Given instruction
Search the data for the word "ylabel". Reproduce every line where it is found.

Records shown
>>>
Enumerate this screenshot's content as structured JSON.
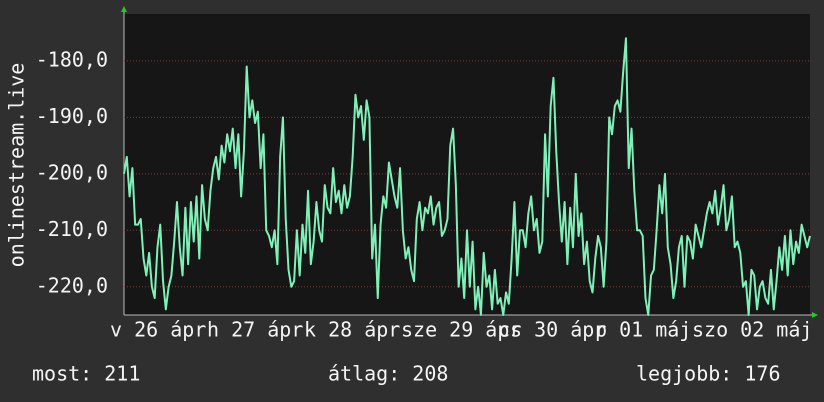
{
  "chart_data": {
    "type": "line",
    "ylabel": "onlinestream.live",
    "xlabels": [
      "v 26 ápr",
      "h 27 ápr",
      "k 28 ápr",
      "sze 29 ápr",
      "cs 30 ápr",
      "p 01 máj",
      "szo 02 máj"
    ],
    "ylim": [
      -225,
      -171.7
    ],
    "yticks": [
      {
        "value": -220,
        "label": "-220,0"
      },
      {
        "value": -210,
        "label": "-210,0"
      },
      {
        "value": -200,
        "label": "-200,0"
      },
      {
        "value": -190,
        "label": "-190,0"
      },
      {
        "value": -180,
        "label": "-180,0"
      }
    ],
    "grid": true,
    "series": [
      {
        "color": "#7ff0b8",
        "values": [
          -200,
          -197,
          -204,
          -199,
          -209,
          -209,
          -208,
          -215,
          -218,
          -214,
          -220,
          -222,
          -213,
          -209,
          -219,
          -224,
          -220,
          -218,
          -212,
          -205,
          -213,
          -218,
          -206,
          -216,
          -205,
          -212,
          -204,
          -215,
          -202,
          -208,
          -210,
          -203,
          -199,
          -197,
          -201,
          -195,
          -198,
          -193,
          -196,
          -192,
          -199,
          -193,
          -204,
          -196,
          -181,
          -190,
          -187,
          -191,
          -189,
          -199,
          -193,
          -210,
          -211,
          -213,
          -210,
          -216,
          -197,
          -190,
          -208,
          -217,
          -220,
          -219,
          -210,
          -218,
          -209,
          -214,
          -203,
          -216,
          -212,
          -205,
          -210,
          -212,
          -202,
          -206,
          -207,
          -199,
          -205,
          -203,
          -207,
          -202,
          -206,
          -204,
          -197,
          -186,
          -190,
          -188,
          -194,
          -187,
          -190,
          -215,
          -209,
          -222,
          -209,
          -204,
          -206,
          -198,
          -201,
          -204,
          -206,
          -199,
          -210,
          -215,
          -213,
          -217,
          -219,
          -208,
          -205,
          -210,
          -206,
          -207,
          -204,
          -209,
          -206,
          -205,
          -211,
          -210,
          -208,
          -195,
          -192,
          -202,
          -220,
          -215,
          -222,
          -210,
          -220,
          -212,
          -224,
          -220,
          -225,
          -214,
          -220,
          -218,
          -224,
          -217,
          -223,
          -222,
          -225,
          -221,
          -223,
          -215,
          -205,
          -218,
          -210,
          -210,
          -213,
          -207,
          -204,
          -210,
          -208,
          -214,
          -212,
          -193,
          -204,
          -188,
          -183,
          -196,
          -205,
          -212,
          -205,
          -216,
          -206,
          -213,
          -200,
          -211,
          -207,
          -216,
          -212,
          -219,
          -221,
          -215,
          -211,
          -213,
          -220,
          -212,
          -190,
          -193,
          -188,
          -187,
          -189,
          -182,
          -176,
          -199,
          -192,
          -203,
          -210,
          -210,
          -211,
          -222,
          -225,
          -218,
          -217,
          -210,
          -202,
          -207,
          -200,
          -213,
          -216,
          -222,
          -219,
          -213,
          -211,
          -220,
          -211,
          -212,
          -215,
          -209,
          -211,
          -213,
          -210,
          -207,
          -205,
          -207,
          -203,
          -209,
          -206,
          -202,
          -210,
          -208,
          -204,
          -213,
          -212,
          -214,
          -220,
          -219,
          -225,
          -217,
          -218,
          -224,
          -220,
          -219,
          -222,
          -223,
          -217,
          -224,
          -219,
          -213,
          -217,
          -211,
          -218,
          -210,
          -216,
          -212,
          -214,
          -209,
          -211,
          -213,
          -211
        ]
      }
    ]
  },
  "footer": {
    "current": "most: 211",
    "average": "átlag: 208",
    "best": "legjobb: 176"
  }
}
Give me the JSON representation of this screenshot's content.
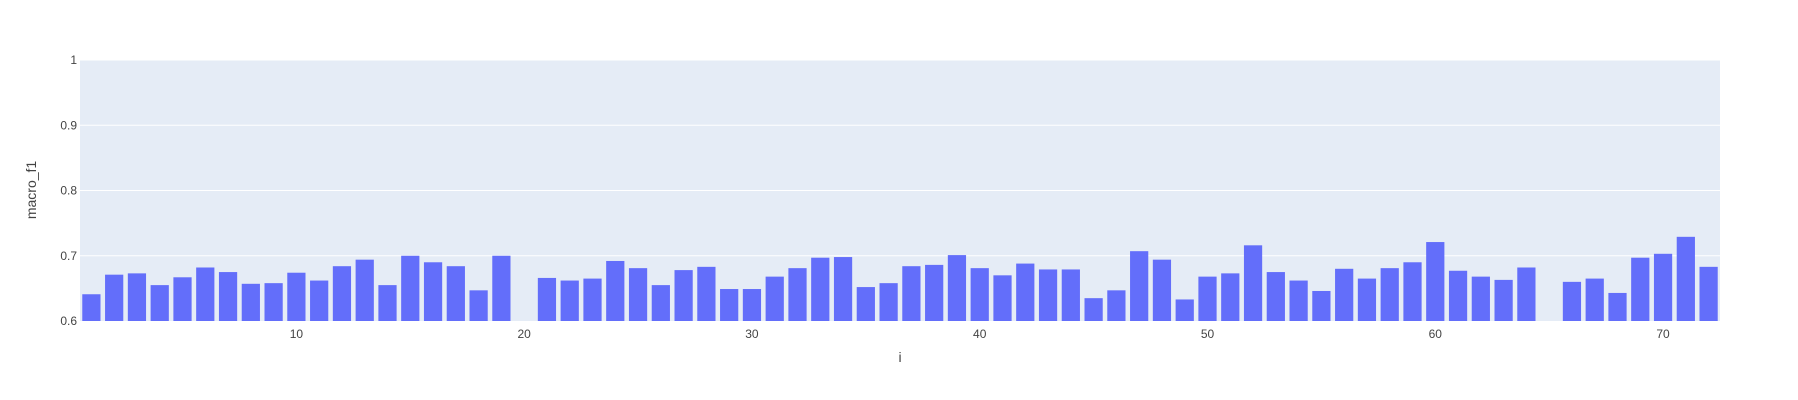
{
  "chart_data": {
    "type": "bar",
    "xlabel": "i",
    "ylabel": "macro_f1",
    "xlim": [
      0.5,
      72.5
    ],
    "ylim": [
      0.6,
      1.0
    ],
    "x_ticks": [
      10,
      20,
      30,
      40,
      50,
      60,
      70
    ],
    "y_ticks": [
      0.6,
      0.7,
      0.8,
      0.9,
      1.0
    ],
    "x_tick_labels": [
      "10",
      "20",
      "30",
      "40",
      "50",
      "60",
      "70"
    ],
    "y_tick_labels": [
      "0.6",
      "0.7",
      "0.8",
      "0.9",
      "1"
    ],
    "grid": true,
    "colors": {
      "bar": "#636efa",
      "plot_bg": "#e5ecf6",
      "grid": "#ffffff",
      "text": "#444444"
    },
    "x": [
      1,
      2,
      3,
      4,
      5,
      6,
      7,
      8,
      9,
      10,
      11,
      12,
      13,
      14,
      15,
      16,
      17,
      18,
      19,
      20,
      21,
      22,
      23,
      24,
      25,
      26,
      27,
      28,
      29,
      30,
      31,
      32,
      33,
      34,
      35,
      36,
      37,
      38,
      39,
      40,
      41,
      42,
      43,
      44,
      45,
      46,
      47,
      48,
      49,
      50,
      51,
      52,
      53,
      54,
      55,
      56,
      57,
      58,
      59,
      60,
      61,
      62,
      63,
      64,
      65,
      66,
      67,
      68,
      69,
      70,
      71,
      72
    ],
    "values": [
      0.641,
      0.671,
      0.673,
      0.655,
      0.667,
      0.682,
      0.675,
      0.657,
      0.658,
      0.674,
      0.662,
      0.684,
      0.694,
      0.655,
      0.7,
      0.69,
      0.684,
      0.647,
      0.7,
      null,
      0.666,
      0.662,
      0.665,
      0.692,
      0.681,
      0.655,
      0.678,
      0.683,
      0.649,
      0.649,
      0.668,
      0.681,
      0.697,
      0.698,
      0.652,
      0.658,
      0.684,
      0.686,
      0.701,
      0.681,
      0.67,
      0.688,
      0.679,
      0.679,
      0.635,
      0.647,
      0.707,
      0.694,
      0.633,
      0.668,
      0.673,
      0.716,
      0.675,
      0.662,
      0.646,
      0.68,
      0.665,
      0.681,
      0.69,
      0.721,
      0.677,
      0.668,
      0.663,
      0.682,
      null,
      0.66,
      0.665,
      0.643,
      0.697,
      0.703,
      0.729,
      0.683
    ]
  }
}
<<<
Task answer
    "ylabel": "onlinestream.live",
    "ylabel": "macro_f1",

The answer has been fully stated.